— Source records —

┌────────

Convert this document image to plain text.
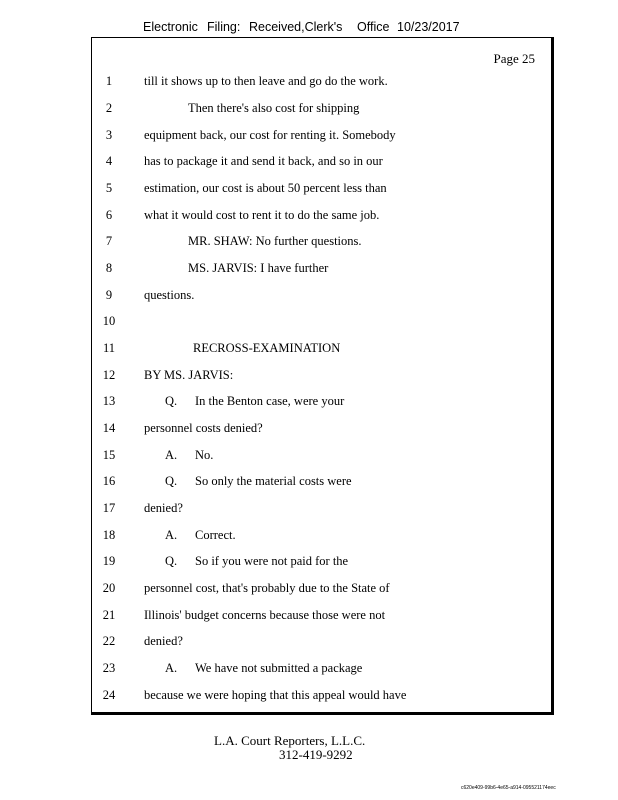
Electronic Filing: Received,Clerk's Office 10/23/2017
Page 25
1	till it shows up to then leave and go do the work.
2	Then there's also cost for shipping
3	equipment back, our cost for renting it. Somebody
4	has to package it and send it back, and so in our
5	estimation, our cost is about 50 percent less than
6	what it would cost to rent it to do the same job.
7	MR. SHAW: No further questions.
8	MS. JARVIS: I have further
9	questions.
10
11	RECROSS-EXAMINATION
12	BY MS. JARVIS:
13	Q. In the Benton case, were your
14	personnel costs denied?
15	A. No.
16	Q. So only the material costs were
17	denied?
18	A. Correct.
19	Q. So if you were not paid for the
20	personnel cost, that's probably due to the State of
21	Illinois' budget concerns because those were not
22	denied?
23	A. We have not submitted a package
24	because we were hoping that this appeal would have
L.A. Court Reporters, L.L.C.
312-419-9292
c620e409-99b6-4e65-a914-095521174eec
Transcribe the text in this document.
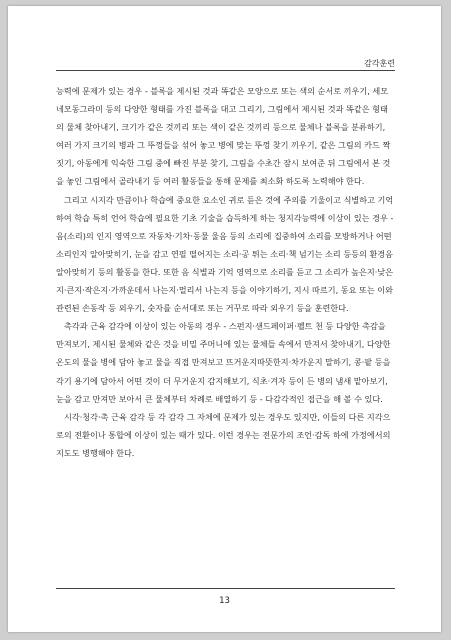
감각훈련

능력에 문제가 있는 경우 - 블록을 제시된 것과 똑같은 모양으로 또는 색의 순서로 끼우기, 세모네모동그라미 등의 다양한 형태를 가진 블록을 대고 그리기, 그림에서 제시된 것과 똑같은 형태의 물체 찾아내기, 크기가 같은 것끼리 또는 색이 같은 것끼리 등으로 물체나 블록을 분류하기, 여러 가지 크기의 병과 그 뚜껑들을 섞어 놓고 병에 맞는 뚜껑 찾기 끼우기, 같은 그림의 카드 짝짓기, 아동에게 익숙한 그림 중에 빠진 부분 찾기, 그림을 수초간 잠시 보여준 뒤 그림에서 본 것을 놓인 그림에서 골라내기 등 여러 활동들을 통해 문제를 최소화 하도록 노력해야 한다.

그리고 시지각 만큼이나 학습에 중요한 요소인 귀로 듣은 것에 주의를 기울이고 식별하고 기억하여 학습 특히 언어 학습에 필요한 기초 기술을 습득하게 하는 청지각능력에 이상이 있는 경우 - 음(소리)의 인지 영역으로 자동차·기차·동물 울음 등의 소리에 집중하여 소리를 모방하거나 어떤 소리인지 알아맞히기, 눈을 감고 연필 떨어지는 소리·공 튀는 소리·책 넘기는 소리 등등의 환경음 알아맞히기 등의 활동을 한다. 또한 음 식별과 기억 영역으로 소리를 듣고 그 소리가 높은지·낮은지·큰지·작은지·가까운데서 나는지·멀리서 나는지 등을 이야기하기, 지시 따르기, 동요 또는 이와 관련된 손동작 등 외우기, 숫자를 순서대로 또는 거꾸로 따라 외우기 등을 훈련한다.

촉각과 근육 감각에 이상이 있는 아동의 경우 - 스펀지·샌드페이퍼·펠트 천 등 다양한 촉감을 만져보기, 제시된 물체와 같은 것을 비밀 주머니에 있는 물체들 속에서 만져서 찾아내기, 다양한 온도의 물을 병에 담아 놓고 물을 직접 만져보고 뜨거운지따뜻한지·차가운지 말하기, 콩·팥 등을 각기 용기에 담아서 어떤 것이 더 무거운지 감지해보기, 식초·겨자 등이 든 병의 냄새 맡아보기, 눈을 감고 만져만 보아서 큰 물체부터 차례로 배열하기 등 - 다감각적인 접근을 해 볼 수 있다.

시각·청각·촉 근육 감각 등 각 감각 그 자체에 문제가 있는 경우도 있지만, 이들의 다른 지각으로의 전환이나 통합에 이상이 있는 때가 있다. 이런 경우는 전문가의 조언·감독 하에 가정에서의 지도도 병행해야 한다.

13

└────────

Pull out and copy each line containing the string "document".

Convert this document image to plain text.
Transcribe the text in this document.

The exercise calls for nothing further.